**PROVIDED RECORDS**
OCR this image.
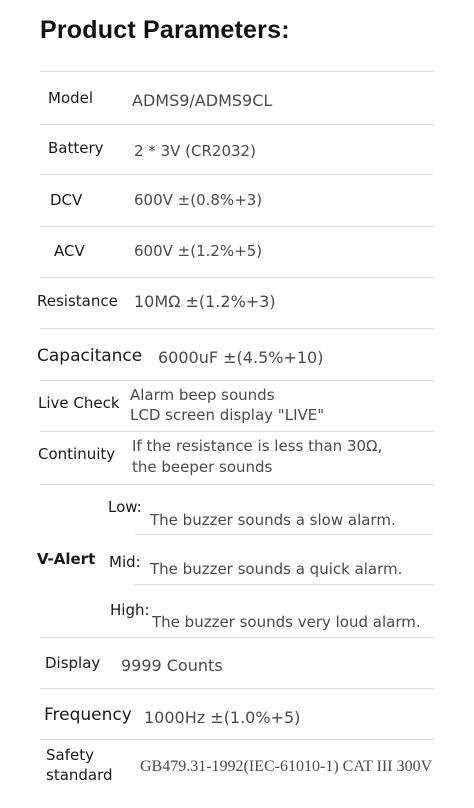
Product Parameters:
Model ADMS9/ADMS9CL
Battery 2 * 3V (CR2032)
DCV	600V ±(0.8%+3)
ACV	600V ±(1.2%+5)
Resistance 10MΩ ±(1.2%+3)
Capacitance 6000uF ±(4.5%+10)
Live Check Alarm beep sounds
LCD screen display "LIVE"
Continuity If the resistance is less than 30Ω,
the beeper sounds
V-Alert
Low:
The buzzer sounds a slow alarm.
Mid: The buzzer sounds a quick alarm.
High:
The buzzer sounds very loud alarm.
Display 9999 Counts
Frequency 1000Hz ±(1.0%+5)
Safety
standard GB479.31-1992(IEC-61010-1) CAT III 300V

**DIRECTIONS FOR THIS TASK**
Retype the whole listing exactly and leave the pictures out.

**RESULT**
OCR this image.
Product Parameters:
Model ADMS9/ADMS9CL
Battery 2 * 3V (CR2032)
DCV	600V ±(0.8%+3)
ACV	600V ±(1.2%+5)
Resistance 10MΩ ±(1.2%+3)
Capacitance 6000uF ±(4.5%+10)
Live Check Alarm beep sounds
LCD screen display "LIVE"
Continuity If the resistance is less than 30Ω,
the beeper sounds
V-Alert
Low:
The buzzer sounds a slow alarm.
Mid: The buzzer sounds a quick alarm.
High:
The buzzer sounds very loud alarm.
Display 9999 Counts
Frequency 1000Hz ±(1.0%+5)
Safety
standard GB479.31-1992(IEC-61010-1) CAT III 300V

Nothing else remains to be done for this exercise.